## BEGIN AVAILABLE DATA

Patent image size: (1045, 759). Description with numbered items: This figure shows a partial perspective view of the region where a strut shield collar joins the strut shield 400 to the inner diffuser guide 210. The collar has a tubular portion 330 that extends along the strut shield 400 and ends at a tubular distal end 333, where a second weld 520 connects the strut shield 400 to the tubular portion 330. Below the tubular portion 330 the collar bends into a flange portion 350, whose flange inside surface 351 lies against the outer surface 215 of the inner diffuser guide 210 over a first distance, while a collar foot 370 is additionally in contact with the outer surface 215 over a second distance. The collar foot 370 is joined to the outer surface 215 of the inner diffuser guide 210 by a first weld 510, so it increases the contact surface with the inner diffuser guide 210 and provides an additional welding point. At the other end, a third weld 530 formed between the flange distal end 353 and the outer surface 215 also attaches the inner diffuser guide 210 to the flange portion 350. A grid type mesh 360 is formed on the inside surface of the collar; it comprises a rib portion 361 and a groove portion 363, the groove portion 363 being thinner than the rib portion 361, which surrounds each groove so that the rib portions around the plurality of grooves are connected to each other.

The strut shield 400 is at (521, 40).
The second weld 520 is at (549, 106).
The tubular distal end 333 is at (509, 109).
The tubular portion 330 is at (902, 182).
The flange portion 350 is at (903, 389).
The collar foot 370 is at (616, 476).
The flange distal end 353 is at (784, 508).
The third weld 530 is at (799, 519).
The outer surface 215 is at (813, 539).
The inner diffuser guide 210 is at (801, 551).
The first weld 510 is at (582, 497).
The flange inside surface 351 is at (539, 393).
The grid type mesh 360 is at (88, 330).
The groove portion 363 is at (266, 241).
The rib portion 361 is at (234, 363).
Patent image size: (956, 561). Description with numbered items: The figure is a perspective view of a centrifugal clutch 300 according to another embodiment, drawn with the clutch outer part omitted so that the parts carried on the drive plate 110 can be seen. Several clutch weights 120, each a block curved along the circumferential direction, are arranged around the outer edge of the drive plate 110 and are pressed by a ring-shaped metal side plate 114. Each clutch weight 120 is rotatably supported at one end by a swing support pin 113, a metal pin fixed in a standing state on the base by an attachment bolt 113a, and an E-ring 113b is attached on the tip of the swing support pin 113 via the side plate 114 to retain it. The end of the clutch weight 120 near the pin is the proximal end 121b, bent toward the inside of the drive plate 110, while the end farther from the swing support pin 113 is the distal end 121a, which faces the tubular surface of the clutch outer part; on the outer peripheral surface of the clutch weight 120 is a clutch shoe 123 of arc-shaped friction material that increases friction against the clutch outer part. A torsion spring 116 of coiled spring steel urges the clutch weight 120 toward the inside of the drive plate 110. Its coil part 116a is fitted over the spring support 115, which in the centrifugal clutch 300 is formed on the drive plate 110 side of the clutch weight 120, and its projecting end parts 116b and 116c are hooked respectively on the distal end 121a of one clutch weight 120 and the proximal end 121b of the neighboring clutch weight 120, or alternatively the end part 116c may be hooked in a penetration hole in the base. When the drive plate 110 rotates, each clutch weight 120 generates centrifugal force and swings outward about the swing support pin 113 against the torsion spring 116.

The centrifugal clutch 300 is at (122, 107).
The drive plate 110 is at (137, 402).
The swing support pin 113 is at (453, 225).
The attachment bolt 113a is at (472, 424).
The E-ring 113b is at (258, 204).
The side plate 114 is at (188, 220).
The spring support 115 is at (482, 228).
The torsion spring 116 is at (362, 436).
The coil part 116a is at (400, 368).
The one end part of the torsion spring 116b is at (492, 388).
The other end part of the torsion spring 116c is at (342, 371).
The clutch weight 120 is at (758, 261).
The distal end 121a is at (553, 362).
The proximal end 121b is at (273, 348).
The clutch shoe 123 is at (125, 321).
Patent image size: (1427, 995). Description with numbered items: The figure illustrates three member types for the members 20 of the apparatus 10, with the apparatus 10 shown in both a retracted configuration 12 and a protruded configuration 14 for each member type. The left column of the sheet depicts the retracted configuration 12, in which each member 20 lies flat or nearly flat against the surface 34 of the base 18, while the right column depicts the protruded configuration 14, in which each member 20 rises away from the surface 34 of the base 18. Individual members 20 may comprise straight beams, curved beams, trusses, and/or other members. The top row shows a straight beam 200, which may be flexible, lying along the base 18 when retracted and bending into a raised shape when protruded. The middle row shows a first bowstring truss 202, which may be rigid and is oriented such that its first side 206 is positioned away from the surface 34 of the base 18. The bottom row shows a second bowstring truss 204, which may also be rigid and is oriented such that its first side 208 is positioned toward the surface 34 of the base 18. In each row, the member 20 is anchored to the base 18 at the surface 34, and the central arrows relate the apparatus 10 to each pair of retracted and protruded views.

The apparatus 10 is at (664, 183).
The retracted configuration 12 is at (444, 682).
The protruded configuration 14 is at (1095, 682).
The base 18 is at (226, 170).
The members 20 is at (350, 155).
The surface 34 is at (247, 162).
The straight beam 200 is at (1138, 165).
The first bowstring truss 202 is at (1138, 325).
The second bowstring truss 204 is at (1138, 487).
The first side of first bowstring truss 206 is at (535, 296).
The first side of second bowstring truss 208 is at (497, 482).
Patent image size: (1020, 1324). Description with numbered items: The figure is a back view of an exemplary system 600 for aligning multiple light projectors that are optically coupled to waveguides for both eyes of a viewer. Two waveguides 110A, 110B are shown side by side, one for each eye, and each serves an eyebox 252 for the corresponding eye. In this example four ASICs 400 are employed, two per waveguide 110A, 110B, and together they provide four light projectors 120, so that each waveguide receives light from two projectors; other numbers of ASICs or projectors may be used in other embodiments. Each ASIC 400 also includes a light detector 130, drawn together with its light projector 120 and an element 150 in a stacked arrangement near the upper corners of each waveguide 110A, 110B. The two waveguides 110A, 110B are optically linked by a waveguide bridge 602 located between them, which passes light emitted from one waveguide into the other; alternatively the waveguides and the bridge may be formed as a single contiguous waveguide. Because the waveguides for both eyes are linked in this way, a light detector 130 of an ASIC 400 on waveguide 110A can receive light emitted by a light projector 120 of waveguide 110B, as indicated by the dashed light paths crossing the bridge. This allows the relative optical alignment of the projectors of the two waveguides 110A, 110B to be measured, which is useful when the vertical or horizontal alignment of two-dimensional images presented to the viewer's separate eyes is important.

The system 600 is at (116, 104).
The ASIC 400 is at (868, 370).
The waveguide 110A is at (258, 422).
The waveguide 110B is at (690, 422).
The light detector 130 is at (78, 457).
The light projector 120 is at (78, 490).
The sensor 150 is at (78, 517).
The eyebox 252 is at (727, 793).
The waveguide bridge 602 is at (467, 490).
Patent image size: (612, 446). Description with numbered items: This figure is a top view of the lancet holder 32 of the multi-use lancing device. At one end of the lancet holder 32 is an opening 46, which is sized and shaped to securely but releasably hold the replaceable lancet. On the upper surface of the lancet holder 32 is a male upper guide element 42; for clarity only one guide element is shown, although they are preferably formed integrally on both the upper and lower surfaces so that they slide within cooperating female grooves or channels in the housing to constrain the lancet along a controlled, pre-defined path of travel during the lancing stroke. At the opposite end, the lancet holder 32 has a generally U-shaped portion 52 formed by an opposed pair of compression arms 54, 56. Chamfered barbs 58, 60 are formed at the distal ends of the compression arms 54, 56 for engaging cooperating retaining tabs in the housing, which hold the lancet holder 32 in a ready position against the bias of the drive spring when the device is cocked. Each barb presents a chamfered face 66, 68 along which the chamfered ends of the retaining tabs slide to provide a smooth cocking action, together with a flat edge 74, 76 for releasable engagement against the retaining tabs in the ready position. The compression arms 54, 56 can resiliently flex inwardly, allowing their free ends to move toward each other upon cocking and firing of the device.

## END AVAILABLE DATA

--- WHAT THIS TASK INVOLVES ---
Put every line of the records into a numbered list, skipping any blank lines.

--- WRITTEN SOLUTION ---
1. Patent image size: (1045, 759). Description with numbered items: This figure shows a partial perspective view of the region where a strut shield collar joins the strut shield 400 to the inner diffuser guide 210. The collar has a tubular portion 330 that extends along the strut shield 400 and ends at a tubular distal end 333, where a second weld 520 connects the strut shield 400 to the tubular portion 330. Below the tubular portion 330 the collar bends into a flange portion 350, whose flange inside surface 351 lies against the outer surface 215 of the inner diffuser guide 210 over a first distance, while a collar foot 370 is additionally in contact with the outer surface 215 over a second distance. The collar foot 370 is joined to the outer surface 215 of the inner diffuser guide 210 by a first weld 510, so it increases the contact surface with the inner diffuser guide 210 and provides an additional welding point. At the other end, a third weld 530 formed between the flange distal end 353 and the outer surface 215 also attaches the inner diffuser guide 210 to the flange portion 350. A grid type mesh 360 is formed on the inside surface of the collar; it comprises a rib portion 361 and a groove portion 363, the groove portion 363 being thinner than the rib portion 361, which surrounds each groove so that the rib portions around the plurality of grooves are connected to each other.
2. The strut shield 400 is at (521, 40).
3. The second weld 520 is at (549, 106).
4. The tubular distal end 333 is at (509, 109).
5. The tubular portion 330 is at (902, 182).
6. The flange portion 350 is at (903, 389).
7. The collar foot 370 is at (616, 476).
8. The flange distal end 353 is at (784, 508).
9. The third weld 530 is at (799, 519).
10. The outer surface 215 is at (813, 539).
11. The inner diffuser guide 210 is at (801, 551).
12. The first weld 510 is at (582, 497).
13. The flange inside surface 351 is at (539, 393).
14. The grid type mesh 360 is at (88, 330).
15. The groove portion 363 is at (266, 241).
16. The rib portion 361 is at (234, 363).
17. Patent image size: (956, 561). Description with numbered items: The figure is a perspective view of a centrifugal clutch 300 according to another embodiment, drawn with the clutch outer part omitted so that the parts carried on the drive plate 110 can be seen. Several clutch weights 120, each a block curved along the circumferential direction, are arranged around the outer edge of the drive plate 110 and are pressed by a ring-shaped metal side plate 114. Each clutch weight 120 is rotatably supported at one end by a swing support pin 113, a metal pin fixed in a standing state on the base by an attachment bolt 113a, and an E-ring 113b is attached on the tip of the swing support pin 113 via the side plate 114 to retain it. The end of the clutch weight 120 near the pin is the proximal end 121b, bent toward the inside of the drive plate 110, while the end farther from the swing support pin 113 is the distal end 121a, which faces the tubular surface of the clutch outer part; on the outer peripheral surface of the clutch weight 120 is a clutch shoe 123 of arc-shaped friction material that increases friction against the clutch outer part. A torsion spring 116 of coiled spring steel urges the clutch weight 120 toward the inside of the drive plate 110. Its coil part 116a is fitted over the spring support 115, which in the centrifugal clutch 300 is formed on the drive plate 110 side of the clutch weight 120, and its projecting end parts 116b and 116c are hooked respectively on the distal end 121a of one clutch weight 120 and the proximal end 121b of the neighboring clutch weight 120, or alternatively the end part 116c may be hooked in a penetration hole in the base. When the drive plate 110 rotates, each clutch weight 120 generates centrifugal force and swings outward about the swing support pin 113 against the torsion spring 116.
18. The centrifugal clutch 300 is at (122, 107).
19. The drive plate 110 is at (137, 402).
20. The swing support pin 113 is at (453, 225).
21. The attachment bolt 113a is at (472, 424).
22. The E-ring 113b is at (258, 204).
23. The side plate 114 is at (188, 220).
24. The spring support 115 is at (482, 228).
25. The torsion spring 116 is at (362, 436).
26. The coil part 116a is at (400, 368).
27. The one end part of the torsion spring 116b is at (492, 388).
28. The other end part of the torsion spring 116c is at (342, 371).
29. The clutch weight 120 is at (758, 261).
30. The distal end 121a is at (553, 362).
31. The proximal end 121b is at (273, 348).
32. The clutch shoe 123 is at (125, 321).
33. Patent image size: (1427, 995). Description with numbered items: The figure illustrates three member types for the members 20 of the apparatus 10, with the apparatus 10 shown in both a retracted configuration 12 and a protruded configuration 14 for each member type. The left column of the sheet depicts the retracted configuration 12, in which each member 20 lies flat or nearly flat against the surface 34 of the base 18, while the right column depicts the protruded configuration 14, in which each member 20 rises away from the surface 34 of the base 18. Individual members 20 may comprise straight beams, curved beams, trusses, and/or other members. The top row shows a straight beam 200, which may be flexible, lying along the base 18 when retracted and bending into a raised shape when protruded. The middle row shows a first bowstring truss 202, which may be rigid and is oriented such that its first side 206 is positioned away from the surface 34 of the base 18. The bottom row shows a second bowstring truss 204, which may also be rigid and is oriented such that its first side 208 is positioned toward the surface 34 of the base 18. In each row, the member 20 is anchored to the base 18 at the surface 34, and the central arrows relate the apparatus 10 to each pair of retracted and protruded views.
34. The apparatus 10 is at (664, 183).
35. The retracted configuration 12 is at (444, 682).
36. The protruded configuration 14 is at (1095, 682).
37. The base 18 is at (226, 170).
38. The members 20 is at (350, 155).
39. The surface 34 is at (247, 162).
40. The straight beam 200 is at (1138, 165).
41. The first bowstring truss 202 is at (1138, 325).
42. The second bowstring truss 204 is at (1138, 487).
43. The first side of first bowstring truss 206 is at (535, 296).
44. The first side of second bowstring truss 208 is at (497, 482).
45. Patent image size: (1020, 1324). Description with numbered items: The figure is a back view of an exemplary system 600 for aligning multiple light projectors that are optically coupled to waveguides for both eyes of a viewer. Two waveguides 110A, 110B are shown side by side, one for each eye, and each serves an eyebox 252 for the corresponding eye. In this example four ASICs 400 are employed, two per waveguide 110A, 110B, and together they provide four light projectors 120, so that each waveguide receives light from two projectors; other numbers of ASICs or projectors may be used in other embodiments. Each ASIC 400 also includes a light detector 130, drawn together with its light projector 120 and an element 150 in a stacked arrangement near the upper corners of each waveguide 110A, 110B. The two waveguides 110A, 110B are optically linked by a waveguide bridge 602 located between them, which passes light emitted from one waveguide into the other; alternatively the waveguides and the bridge may be formed as a single contiguous waveguide. Because the waveguides for both eyes are linked in this way, a light detector 130 of an ASIC 400 on waveguide 110A can receive light emitted by a light projector 120 of waveguide 110B, as indicated by the dashed light paths crossing the bridge. This allows the relative optical alignment of the projectors of the two waveguides 110A, 110B to be measured, which is useful when the vertical or horizontal alignment of two-dimensional images presented to the viewer's separate eyes is important.
46. The system 600 is at (116, 104).
47. The ASIC 400 is at (868, 370).
48. The waveguide 110A is at (258, 422).
49. The waveguide 110B is at (690, 422).
50. The light detector 130 is at (78, 457).
51. The light projector 120 is at (78, 490).
52. The sensor 150 is at (78, 517).
53. The eyebox 252 is at (727, 793).
54. The waveguide bridge 602 is at (467, 490).
55. Patent image size: (612, 446). Description with numbered items: This figure is a top view of the lancet holder 32 of the multi-use lancing device. At one end of the lancet holder 32 is an opening 46, which is sized and shaped to securely but releasably hold the replaceable lancet. On the upper surface of the lancet holder 32 is a male upper guide element 42; for clarity only one guide element is shown, although they are preferably formed integrally on both the upper and lower surfaces so that they slide within cooperating female grooves or channels in the housing to constrain the lancet along a controlled, pre-defined path of travel during the lancing stroke. At the opposite end, the lancet holder 32 has a generally U-shaped portion 52 formed by an opposed pair of compression arms 54, 56. Chamfered barbs 58, 60 are formed at the distal ends of the compression arms 54, 56 for engaging cooperating retaining tabs in the housing, which hold the lancet holder 32 in a ready position against the bias of the drive spring when the device is cocked. Each barb presents a chamfered face 66, 68 along which the chamfered ends of the retaining tabs slide to provide a smooth cocking action, together with a flat edge 74, 76 for releasable engagement against the retaining tabs in the ready position. The compression arms 54, 56 can resiliently flex inwardly, allowing their free ends to move toward each other upon cocking and firing of the device.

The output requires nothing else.